Give the number of lines in the entries that contain "title". State only the count.

=== Available data ===

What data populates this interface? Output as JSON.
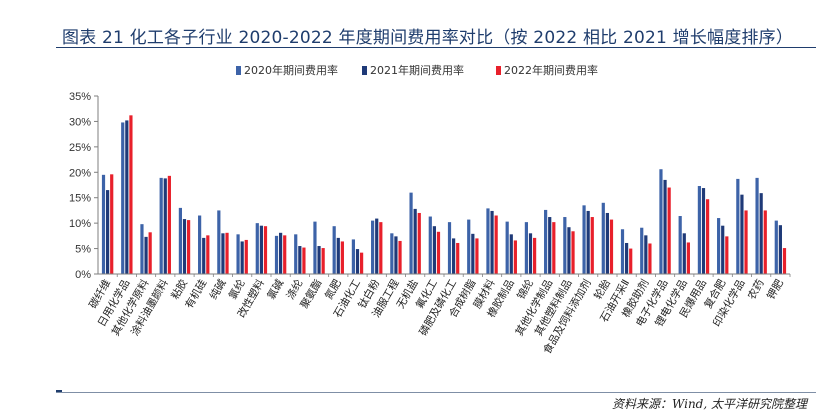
{
  "header": {
    "title": "图表 21 化工各子行业 2020-2022 年度期间费用率对比（按 2022 相比 2021 增长幅度排序）"
  },
  "footer": {
    "source": "资料来源：Wind, 太平洋研究院整理"
  },
  "colors": {
    "s2020": "#3d63a8",
    "s2021": "#1f3a78",
    "s2022": "#e8202b",
    "axis": "#7f7f7f",
    "title": "#1f3d6d"
  },
  "chart_data": {
    "type": "bar",
    "title": "",
    "xlabel": "",
    "ylabel": "",
    "ylim": [
      0,
      35
    ],
    "yticks": [
      "0%",
      "5%",
      "10%",
      "15%",
      "20%",
      "25%",
      "30%",
      "35%"
    ],
    "grid": false,
    "legend_position": "top-center",
    "categories": [
      "碳纤维",
      "日用化学品",
      "其他化学原料",
      "涂料油墨颜料",
      "粘胶",
      "有机硅",
      "纯碱",
      "氯纶",
      "改性塑料",
      "氯碱",
      "涤纶",
      "聚氨酯",
      "氮肥",
      "石油化工",
      "钛白粉",
      "油服工程",
      "无机盐",
      "氟化工",
      "磷肥及磷化工",
      "合成树脂",
      "膜材料",
      "橡胶制品",
      "锦纶",
      "其他化学制品",
      "其他塑料制品",
      "食品及饲料添加剂",
      "轮胎",
      "石油开采Ⅱ",
      "橡胶助剂",
      "电子化学品",
      "锂电化学品",
      "民爆用品",
      "复合肥",
      "印染化学品",
      "农药",
      "钾肥"
    ],
    "series": [
      {
        "name": "2020年期间费用率",
        "values": [
          19.5,
          29.8,
          9.8,
          18.9,
          13.0,
          11.5,
          12.5,
          7.8,
          10.0,
          7.5,
          7.8,
          10.3,
          9.4,
          6.8,
          10.5,
          8.0,
          16.0,
          11.3,
          10.2,
          10.7,
          12.9,
          10.3,
          10.2,
          12.6,
          11.2,
          13.5,
          14.0,
          8.8,
          9.1,
          20.6,
          11.4,
          17.3,
          11.0,
          18.7,
          18.9,
          10.5
        ]
      },
      {
        "name": "2021年期间费用率",
        "values": [
          16.5,
          30.2,
          7.3,
          18.8,
          10.8,
          7.1,
          8.0,
          6.4,
          9.5,
          8.1,
          5.5,
          5.5,
          7.1,
          4.9,
          10.9,
          7.4,
          12.8,
          9.4,
          7.0,
          7.9,
          12.4,
          7.8,
          8.0,
          11.2,
          9.2,
          12.4,
          12.0,
          6.1,
          7.6,
          18.5,
          8.0,
          16.9,
          9.5,
          15.6,
          15.9,
          9.6
        ]
      },
      {
        "name": "2022年期间费用率",
        "values": [
          19.6,
          31.2,
          8.2,
          19.3,
          10.6,
          7.6,
          8.1,
          6.7,
          9.4,
          7.6,
          5.2,
          5.1,
          6.4,
          4.2,
          10.2,
          6.5,
          12.0,
          8.3,
          6.1,
          7.0,
          11.5,
          6.6,
          7.1,
          10.2,
          8.4,
          11.2,
          10.7,
          5.0,
          6.0,
          17.0,
          6.2,
          14.7,
          7.4,
          12.5,
          12.5,
          5.1
        ]
      }
    ]
  }
}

===

## [The result]
3